### Exercise brief
The listing below should be copied in full, word for word.

### Data for this task
_ _ _ _ _
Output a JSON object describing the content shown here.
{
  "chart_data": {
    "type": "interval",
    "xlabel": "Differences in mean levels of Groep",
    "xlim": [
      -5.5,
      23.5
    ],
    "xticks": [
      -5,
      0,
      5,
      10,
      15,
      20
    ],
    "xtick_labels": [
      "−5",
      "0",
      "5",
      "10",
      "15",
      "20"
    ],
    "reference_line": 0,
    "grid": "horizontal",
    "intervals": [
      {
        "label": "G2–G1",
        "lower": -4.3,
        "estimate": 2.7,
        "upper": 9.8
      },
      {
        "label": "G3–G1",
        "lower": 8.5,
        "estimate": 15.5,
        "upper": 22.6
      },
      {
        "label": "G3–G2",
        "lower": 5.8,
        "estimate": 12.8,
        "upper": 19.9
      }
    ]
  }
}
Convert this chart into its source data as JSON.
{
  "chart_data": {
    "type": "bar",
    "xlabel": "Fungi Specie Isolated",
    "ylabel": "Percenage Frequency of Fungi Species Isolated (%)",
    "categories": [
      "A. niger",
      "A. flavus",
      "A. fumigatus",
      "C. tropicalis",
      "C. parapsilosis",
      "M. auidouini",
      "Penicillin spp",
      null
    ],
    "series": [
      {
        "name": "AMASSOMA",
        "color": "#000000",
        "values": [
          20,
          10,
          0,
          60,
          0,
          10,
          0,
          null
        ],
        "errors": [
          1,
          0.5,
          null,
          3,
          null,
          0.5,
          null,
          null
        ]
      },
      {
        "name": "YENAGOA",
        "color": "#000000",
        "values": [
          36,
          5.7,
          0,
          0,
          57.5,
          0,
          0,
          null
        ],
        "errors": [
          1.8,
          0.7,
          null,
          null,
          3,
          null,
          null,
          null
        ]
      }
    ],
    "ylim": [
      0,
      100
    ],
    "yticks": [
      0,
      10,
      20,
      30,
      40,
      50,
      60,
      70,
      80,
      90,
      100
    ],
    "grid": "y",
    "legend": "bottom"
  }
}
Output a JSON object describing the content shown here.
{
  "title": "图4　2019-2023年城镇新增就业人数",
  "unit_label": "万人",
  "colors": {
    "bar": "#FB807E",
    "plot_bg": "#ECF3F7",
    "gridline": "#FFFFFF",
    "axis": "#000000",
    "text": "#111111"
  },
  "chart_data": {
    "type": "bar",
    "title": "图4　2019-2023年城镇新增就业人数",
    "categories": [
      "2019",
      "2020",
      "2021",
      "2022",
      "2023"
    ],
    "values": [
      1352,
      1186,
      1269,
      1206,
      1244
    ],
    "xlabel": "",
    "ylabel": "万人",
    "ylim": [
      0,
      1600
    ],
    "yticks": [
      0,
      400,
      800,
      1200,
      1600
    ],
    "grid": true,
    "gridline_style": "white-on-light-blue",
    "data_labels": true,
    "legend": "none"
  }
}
_ _ _ _ _
### Response for this exercise
Output a JSON object describing the content shown here.
{
  "chart_data": {
    "type": "interval",
    "xlabel": "Differences in mean levels of Groep",
    "xlim": [
      -5.5,
      23.5
    ],
    "xticks": [
      -5,
      0,
      5,
      10,
      15,
      20
    ],
    "xtick_labels": [
      "−5",
      "0",
      "5",
      "10",
      "15",
      "20"
    ],
    "reference_line": 0,
    "grid": "horizontal",
    "intervals": [
      {
        "label": "G2–G1",
        "lower": -4.3,
        "estimate": 2.7,
        "upper": 9.8
      },
      {
        "label": "G3–G1",
        "lower": 8.5,
        "estimate": 15.5,
        "upper": 22.6
      },
      {
        "label": "G3–G2",
        "lower": 5.8,
        "estimate": 12.8,
        "upper": 19.9
      }
    ]
  }
}
Convert this chart into its source data as JSON.
{
  "chart_data": {
    "type": "bar",
    "xlabel": "Fungi Specie Isolated",
    "ylabel": "Percenage Frequency of Fungi Species Isolated (%)",
    "categories": [
      "A. niger",
      "A. flavus",
      "A. fumigatus",
      "C. tropicalis",
      "C. parapsilosis",
      "M. auidouini",
      "Penicillin spp",
      null
    ],
    "series": [
      {
        "name": "AMASSOMA",
        "color": "#000000",
        "values": [
          20,
          10,
          0,
          60,
          0,
          10,
          0,
          null
        ],
        "errors": [
          1,
          0.5,
          null,
          3,
          null,
          0.5,
          null,
          null
        ]
      },
      {
        "name": "YENAGOA",
        "color": "#000000",
        "values": [
          36,
          5.7,
          0,
          0,
          57.5,
          0,
          0,
          null
        ],
        "errors": [
          1.8,
          0.7,
          null,
          null,
          3,
          null,
          null,
          null
        ]
      }
    ],
    "ylim": [
      0,
      100
    ],
    "yticks": [
      0,
      10,
      20,
      30,
      40,
      50,
      60,
      70,
      80,
      90,
      100
    ],
    "grid": "y",
    "legend": "bottom"
  }
}
Output a JSON object describing the content shown here.
{
  "title": "图4　2019-2023年城镇新增就业人数",
  "unit_label": "万人",
  "colors": {
    "bar": "#FB807E",
    "plot_bg": "#ECF3F7",
    "gridline": "#FFFFFF",
    "axis": "#000000",
    "text": "#111111"
  },
  "chart_data": {
    "type": "bar",
    "title": "图4　2019-2023年城镇新增就业人数",
    "categories": [
      "2019",
      "2020",
      "2021",
      "2022",
      "2023"
    ],
    "values": [
      1352,
      1186,
      1269,
      1206,
      1244
    ],
    "xlabel": "",
    "ylabel": "万人",
    "ylim": [
      0,
      1600
    ],
    "yticks": [
      0,
      400,
      800,
      1200,
      1600
    ],
    "grid": true,
    "gridline_style": "white-on-light-blue",
    "data_labels": true,
    "legend": "none"
  }
}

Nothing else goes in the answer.